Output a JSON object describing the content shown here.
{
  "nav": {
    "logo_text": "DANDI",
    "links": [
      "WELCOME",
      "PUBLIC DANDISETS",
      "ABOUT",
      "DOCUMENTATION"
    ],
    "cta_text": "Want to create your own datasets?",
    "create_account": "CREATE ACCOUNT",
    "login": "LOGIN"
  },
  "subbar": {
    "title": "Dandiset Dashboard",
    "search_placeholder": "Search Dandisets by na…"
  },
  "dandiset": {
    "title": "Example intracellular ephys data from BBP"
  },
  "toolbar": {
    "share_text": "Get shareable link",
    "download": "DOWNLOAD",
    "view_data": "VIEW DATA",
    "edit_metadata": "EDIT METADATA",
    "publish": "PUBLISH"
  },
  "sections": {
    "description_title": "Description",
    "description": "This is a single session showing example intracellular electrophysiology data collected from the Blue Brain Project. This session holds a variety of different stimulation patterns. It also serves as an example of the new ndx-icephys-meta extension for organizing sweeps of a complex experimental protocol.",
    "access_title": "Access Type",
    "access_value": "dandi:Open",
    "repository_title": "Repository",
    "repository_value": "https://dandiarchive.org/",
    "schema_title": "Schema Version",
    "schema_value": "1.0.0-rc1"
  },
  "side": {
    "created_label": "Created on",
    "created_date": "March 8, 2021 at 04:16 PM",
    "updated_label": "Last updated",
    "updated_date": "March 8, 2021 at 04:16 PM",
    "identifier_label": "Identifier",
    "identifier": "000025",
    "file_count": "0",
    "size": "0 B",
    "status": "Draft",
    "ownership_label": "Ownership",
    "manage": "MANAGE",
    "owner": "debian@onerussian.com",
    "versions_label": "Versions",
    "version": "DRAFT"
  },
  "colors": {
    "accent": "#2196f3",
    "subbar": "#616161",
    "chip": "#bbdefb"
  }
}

WRITTEN REQUEST: Return each line of the records above exactly as it reads.

TASK SOLUTION:
Output a JSON object describing the content shown here.
{
  "nav": {
    "logo_text": "DANDI",
    "links": [
      "WELCOME",
      "PUBLIC DANDISETS",
      "ABOUT",
      "DOCUMENTATION"
    ],
    "cta_text": "Want to create your own datasets?",
    "create_account": "CREATE ACCOUNT",
    "login": "LOGIN"
  },
  "subbar": {
    "title": "Dandiset Dashboard",
    "search_placeholder": "Search Dandisets by na…"
  },
  "dandiset": {
    "title": "Example intracellular ephys data from BBP"
  },
  "toolbar": {
    "share_text": "Get shareable link",
    "download": "DOWNLOAD",
    "view_data": "VIEW DATA",
    "edit_metadata": "EDIT METADATA",
    "publish": "PUBLISH"
  },
  "sections": {
    "description_title": "Description",
    "description": "This is a single session showing example intracellular electrophysiology data collected from the Blue Brain Project. This session holds a variety of different stimulation patterns. It also serves as an example of the new ndx-icephys-meta extension for organizing sweeps of a complex experimental protocol.",
    "access_title": "Access Type",
    "access_value": "dandi:Open",
    "repository_title": "Repository",
    "repository_value": "https://dandiarchive.org/",
    "schema_title": "Schema Version",
    "schema_value": "1.0.0-rc1"
  },
  "side": {
    "created_label": "Created on",
    "created_date": "March 8, 2021 at 04:16 PM",
    "updated_label": "Last updated",
    "updated_date": "March 8, 2021 at 04:16 PM",
    "identifier_label": "Identifier",
    "identifier": "000025",
    "file_count": "0",
    "size": "0 B",
    "status": "Draft",
    "ownership_label": "Ownership",
    "manage": "MANAGE",
    "owner": "debian@onerussian.com",
    "versions_label": "Versions",
    "version": "DRAFT"
  },
  "colors": {
    "accent": "#2196f3",
    "subbar": "#616161",
    "chip": "#bbdefb"
  }
}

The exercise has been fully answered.